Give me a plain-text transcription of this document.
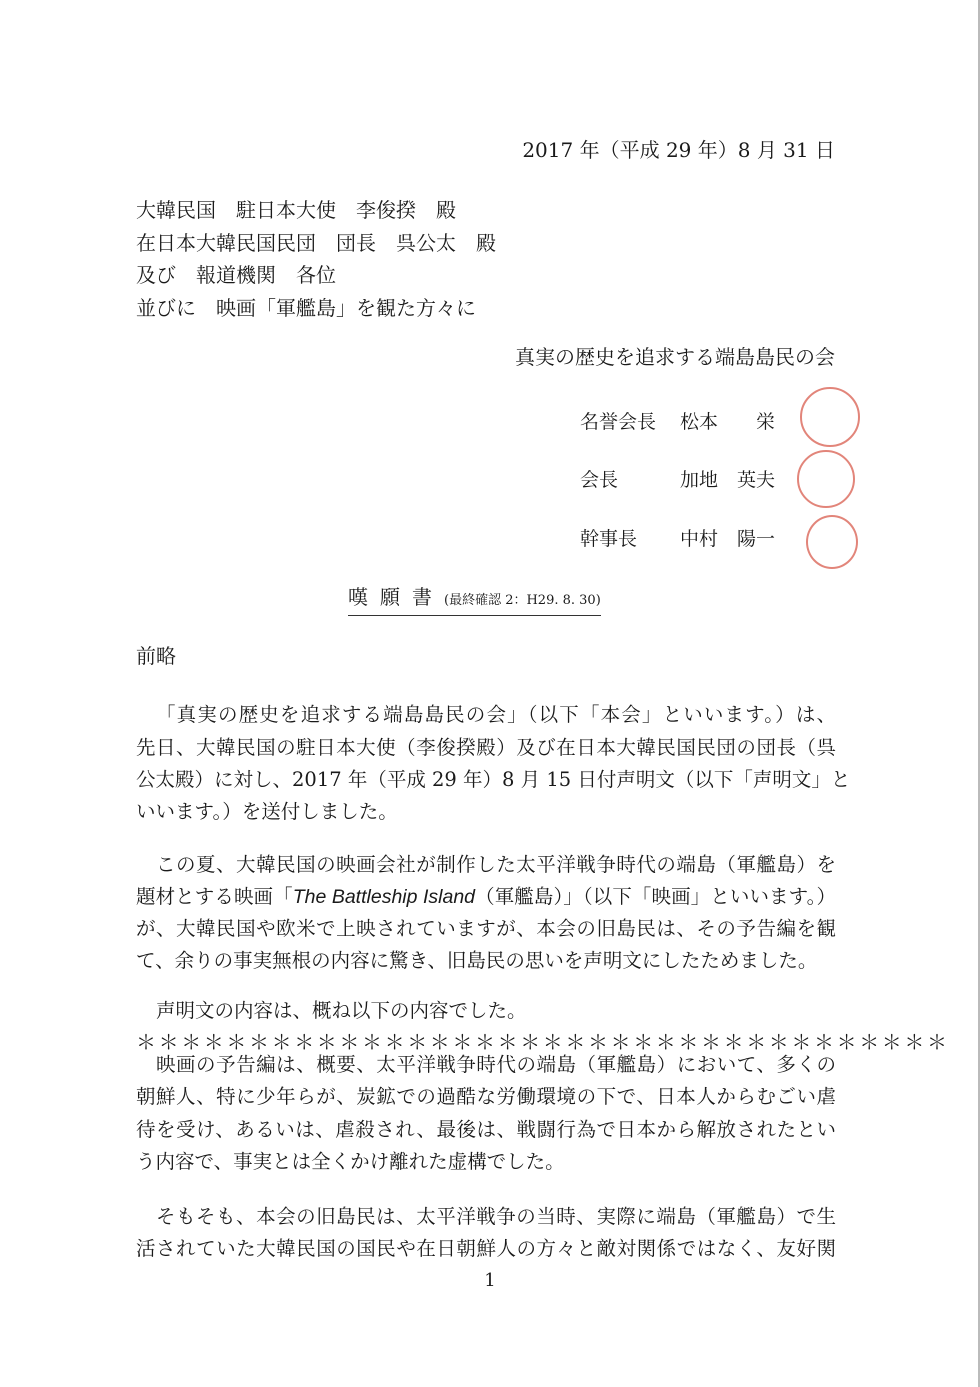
2017 年（平成 29 年）8 月 31 日
大韓民国　駐日本大使　李俊揆　殿
在日本大韓民国民団　団長　呉公太　殿
及び　報道機関　各位
並びに　映画「軍艦島」を観た方々に
真実の歴史を追求する端島島民の会
名誉会長 松本　　栄
会長	加地　英夫
幹事長 中村　陽一
嘆願書(最終確認 2：H29. 8. 30)
前略
「真実の歴史を追求する端島島民の会」（以下「本会」といいます。）は、
先日、大韓民国の駐日本大使（李俊揆殿）及び在日本大韓民国民団の団長（呉
公太殿）に対し、2017 年（平成 29 年）8 月 15 日付声明文（以下「声明文」と
いいます。）を送付しました。
この夏、大韓民国の映画会社が制作した太平洋戦争時代の端島（軍艦島）を
題材とする映画「The Battleship Island（軍艦島）」（以下「映画」といいます。）
が、大韓民国や欧米で上映されていますが、本会の旧島民は、その予告編を観
て、余りの事実無根の内容に驚き、旧島民の思いを声明文にしたためました。
声明文の内容は、概ね以下の内容でした。
＊＊＊＊＊＊＊＊＊＊＊＊＊＊＊＊＊＊＊＊＊＊＊＊＊＊＊＊＊＊＊＊＊＊＊＊
映画の予告編は、概要、太平洋戦争時代の端島（軍艦島）において、多くの
朝鮮人、特に少年らが、炭鉱での過酷な労働環境の下で、日本人からむごい虐
待を受け、あるいは、虐殺され、最後は、戦闘行為で日本から解放されたとい
う内容で、事実とは全くかけ離れた虚構でした。
そもそも、本会の旧島民は、太平洋戦争の当時、実際に端島（軍艦島）で生
活されていた大韓民国の国民や在日朝鮮人の方々と敵対関係ではなく、友好関
1
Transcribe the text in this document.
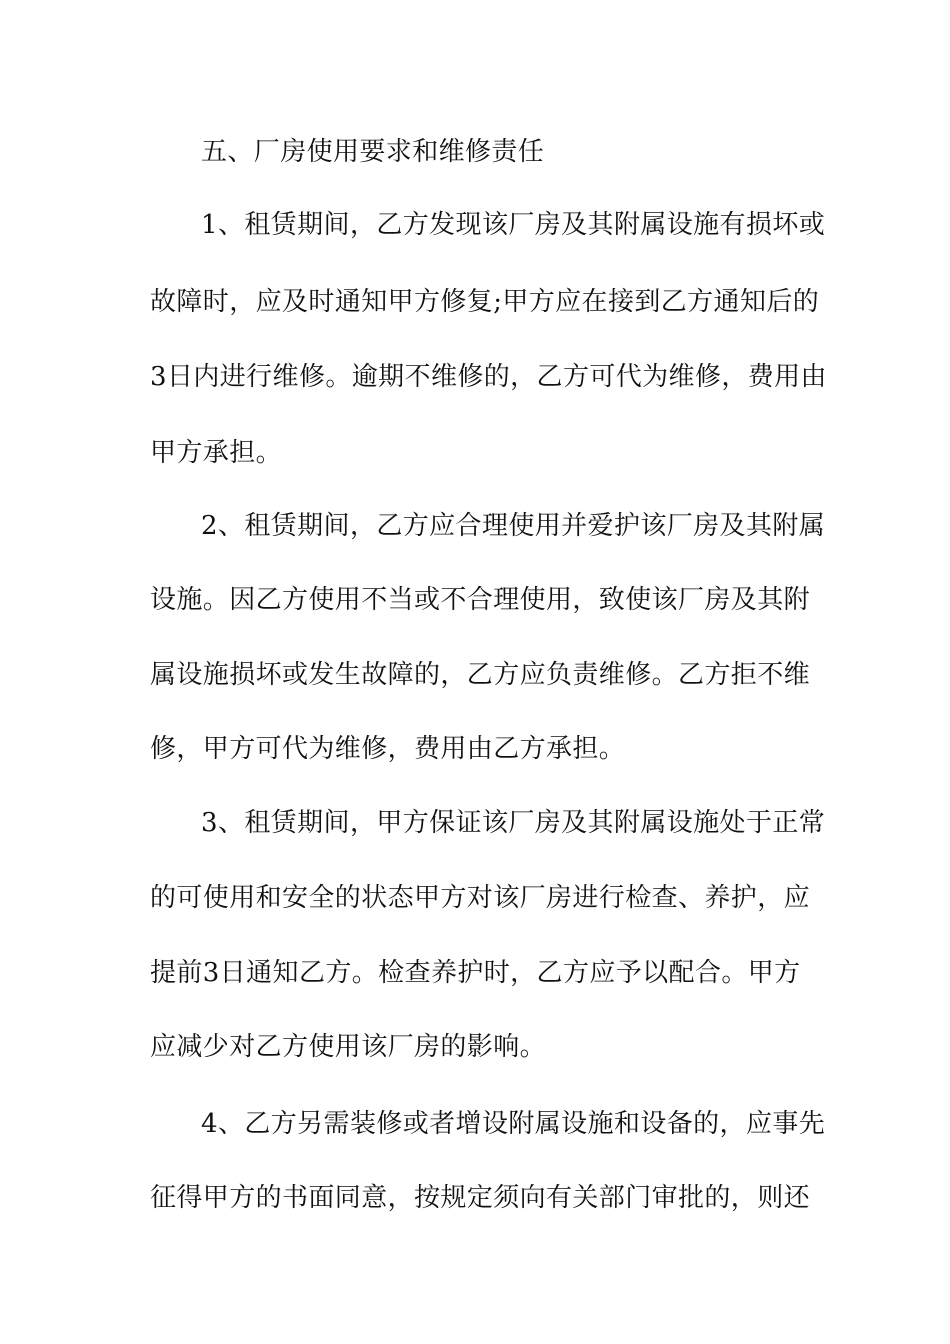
五、厂房使用要求和维修责任
1、租赁期间，乙方发现该厂房及其附属设施有损坏或
故障时，应及时通知甲方修复;甲方应在接到乙方通知后的
3日内进行维修。逾期不维修的，乙方可代为维修，费用由
甲方承担。
2、租赁期间，乙方应合理使用并爱护该厂房及其附属
设施。因乙方使用不当或不合理使用，致使该厂房及其附
属设施损坏或发生故障的，乙方应负责维修。乙方拒不维
修，甲方可代为维修，费用由乙方承担。
3、租赁期间，甲方保证该厂房及其附属设施处于正常
的可使用和安全的状态甲方对该厂房进行检查、养护，应
提前3日通知乙方。检查养护时，乙方应予以配合。甲方
应减少对乙方使用该厂房的影响。
4、乙方另需装修或者增设附属设施和设备的，应事先
征得甲方的书面同意，按规定须向有关部门审批的，则还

_ _ _

AIM OF THE EXERCISE: Leave out the pictures and print every line of the data exactly.

EXPECTED OUTPUT:
Give me a plain-text transcription of this document.
2017 年（平成 29 年）8 月 31 日
大韓民国　駐日本大使　李俊揆　殿
在日本大韓民国民団　団長　呉公太　殿
及び　報道機関　各位
並びに　映画「軍艦島」を観た方々に
真実の歴史を追求する端島島民の会
名誉会長 松本　　栄
会長	加地　英夫
幹事長 中村　陽一
嘆願書(最終確認 2：H29. 8. 30)
前略
「真実の歴史を追求する端島島民の会」（以下「本会」といいます。）は、
先日、大韓民国の駐日本大使（李俊揆殿）及び在日本大韓民国民団の団長（呉
公太殿）に対し、2017 年（平成 29 年）8 月 15 日付声明文（以下「声明文」と
いいます。）を送付しました。
この夏、大韓民国の映画会社が制作した太平洋戦争時代の端島（軍艦島）を
題材とする映画「The Battleship Island（軍艦島）」（以下「映画」といいます。）
が、大韓民国や欧米で上映されていますが、本会の旧島民は、その予告編を観
て、余りの事実無根の内容に驚き、旧島民の思いを声明文にしたためました。
声明文の内容は、概ね以下の内容でした。
＊＊＊＊＊＊＊＊＊＊＊＊＊＊＊＊＊＊＊＊＊＊＊＊＊＊＊＊＊＊＊＊＊＊＊＊
映画の予告編は、概要、太平洋戦争時代の端島（軍艦島）において、多くの
朝鮮人、特に少年らが、炭鉱での過酷な労働環境の下で、日本人からむごい虐
待を受け、あるいは、虐殺され、最後は、戦闘行為で日本から解放されたとい
う内容で、事実とは全くかけ離れた虚構でした。
そもそも、本会の旧島民は、太平洋戦争の当時、実際に端島（軍艦島）で生
活されていた大韓民国の国民や在日朝鮮人の方々と敵対関係ではなく、友好関
1
Transcribe the text in this document.
五、厂房使用要求和维修责任
1、租赁期间，乙方发现该厂房及其附属设施有损坏或
故障时，应及时通知甲方修复;甲方应在接到乙方通知后的
3日内进行维修。逾期不维修的，乙方可代为维修，费用由
甲方承担。
2、租赁期间，乙方应合理使用并爱护该厂房及其附属
设施。因乙方使用不当或不合理使用，致使该厂房及其附
属设施损坏或发生故障的，乙方应负责维修。乙方拒不维
修，甲方可代为维修，费用由乙方承担。
3、租赁期间，甲方保证该厂房及其附属设施处于正常
的可使用和安全的状态甲方对该厂房进行检查、养护，应
提前3日通知乙方。检查养护时，乙方应予以配合。甲方
应减少对乙方使用该厂房的影响。
4、乙方另需装修或者增设附属设施和设备的，应事先
征得甲方的书面同意，按规定须向有关部门审批的，则还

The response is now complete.